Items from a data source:
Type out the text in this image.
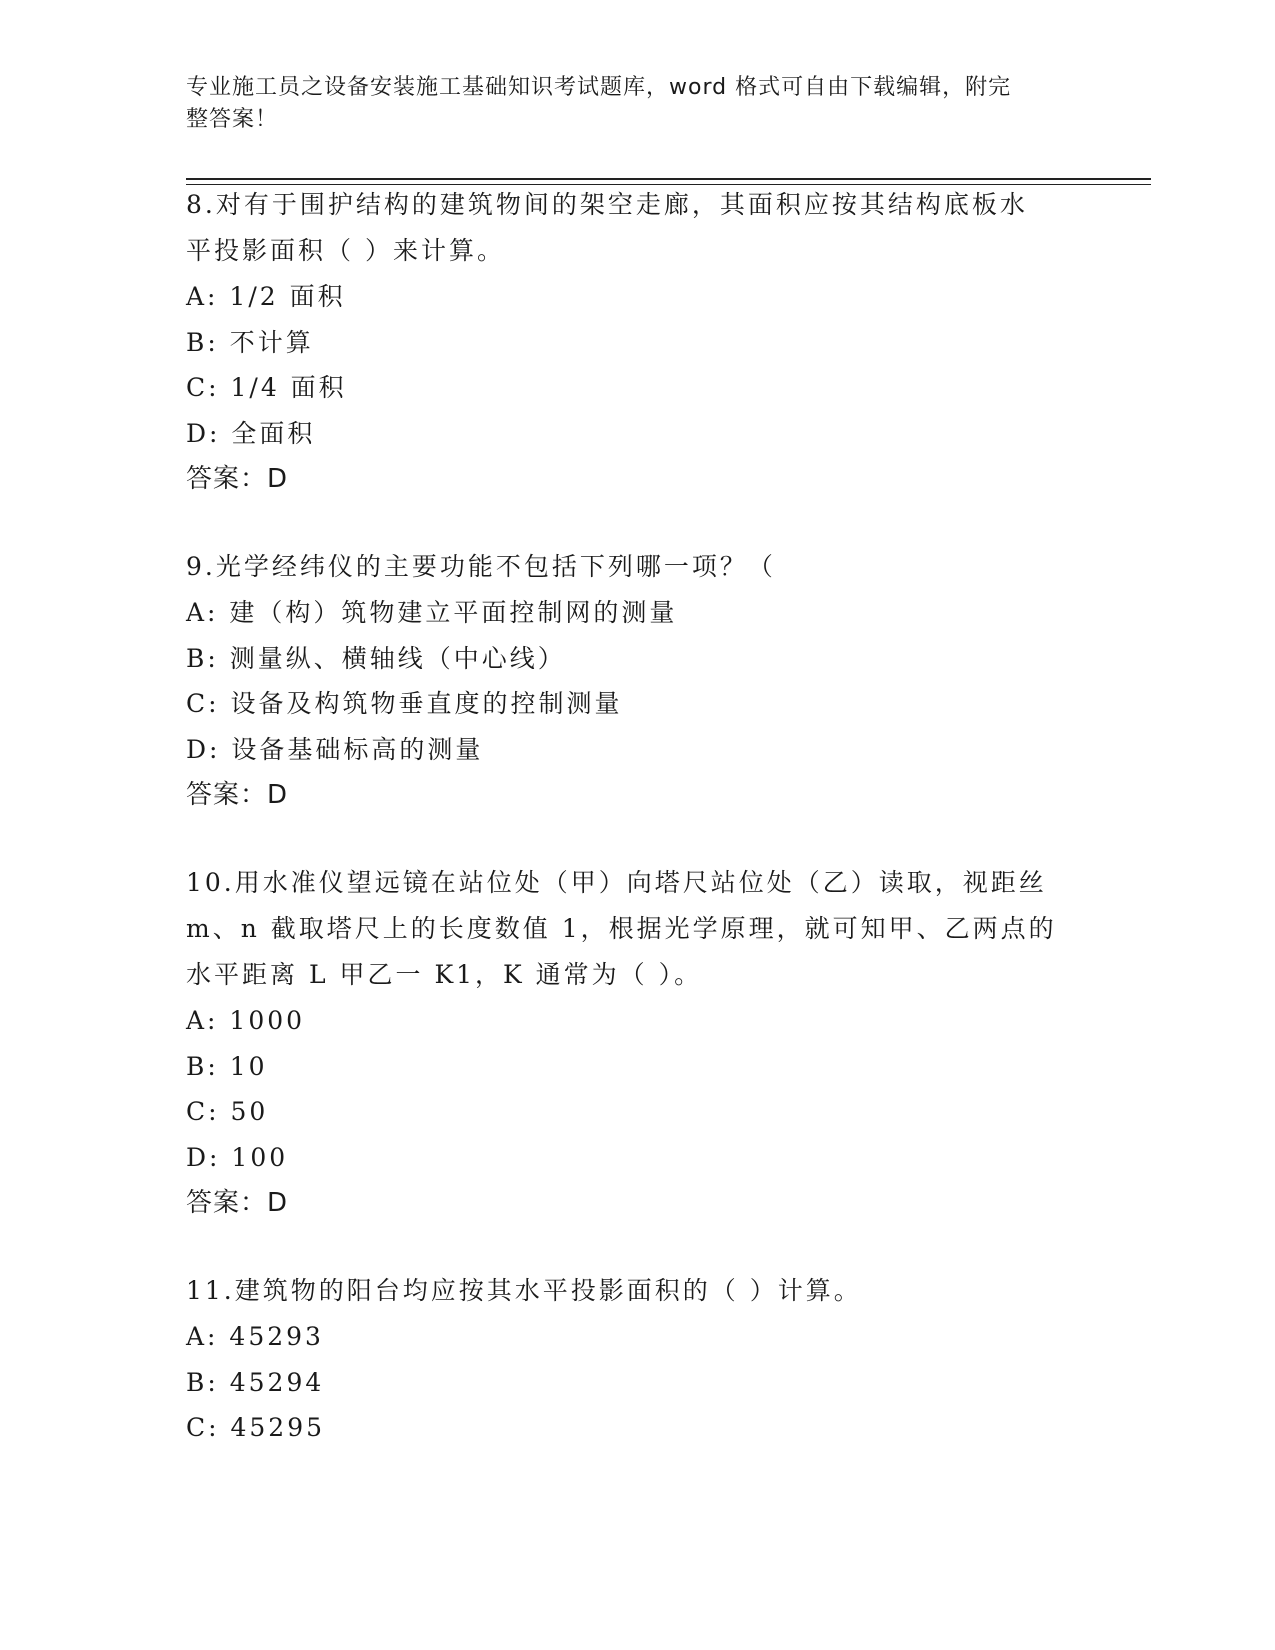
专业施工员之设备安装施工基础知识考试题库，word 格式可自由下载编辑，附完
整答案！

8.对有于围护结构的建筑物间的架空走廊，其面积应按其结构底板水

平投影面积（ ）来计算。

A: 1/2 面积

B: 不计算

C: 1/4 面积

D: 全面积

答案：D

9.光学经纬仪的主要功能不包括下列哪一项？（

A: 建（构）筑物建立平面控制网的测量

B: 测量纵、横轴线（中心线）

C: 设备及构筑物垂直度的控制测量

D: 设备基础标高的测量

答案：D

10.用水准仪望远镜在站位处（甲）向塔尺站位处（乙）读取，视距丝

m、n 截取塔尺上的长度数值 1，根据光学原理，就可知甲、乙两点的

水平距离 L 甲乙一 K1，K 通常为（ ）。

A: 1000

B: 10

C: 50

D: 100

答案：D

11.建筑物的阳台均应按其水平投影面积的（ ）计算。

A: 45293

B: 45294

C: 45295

Task directions — A faithful copy of the records above is needed, with the pictures left out.

Final result —
Type out the text in this image.
专业施工员之设备安装施工基础知识考试题库，word 格式可自由下载编辑，附完
整答案！

8.对有于围护结构的建筑物间的架空走廊，其面积应按其结构底板水

平投影面积（ ）来计算。

A: 1/2 面积

B: 不计算

C: 1/4 面积

D: 全面积

答案：D

9.光学经纬仪的主要功能不包括下列哪一项？（

A: 建（构）筑物建立平面控制网的测量

B: 测量纵、横轴线（中心线）

C: 设备及构筑物垂直度的控制测量

D: 设备基础标高的测量

答案：D

10.用水准仪望远镜在站位处（甲）向塔尺站位处（乙）读取，视距丝

m、n 截取塔尺上的长度数值 1，根据光学原理，就可知甲、乙两点的

水平距离 L 甲乙一 K1，K 通常为（ ）。

A: 1000

B: 10

C: 50

D: 100

答案：D

11.建筑物的阳台均应按其水平投影面积的（ ）计算。

A: 45293

B: 45294

C: 45295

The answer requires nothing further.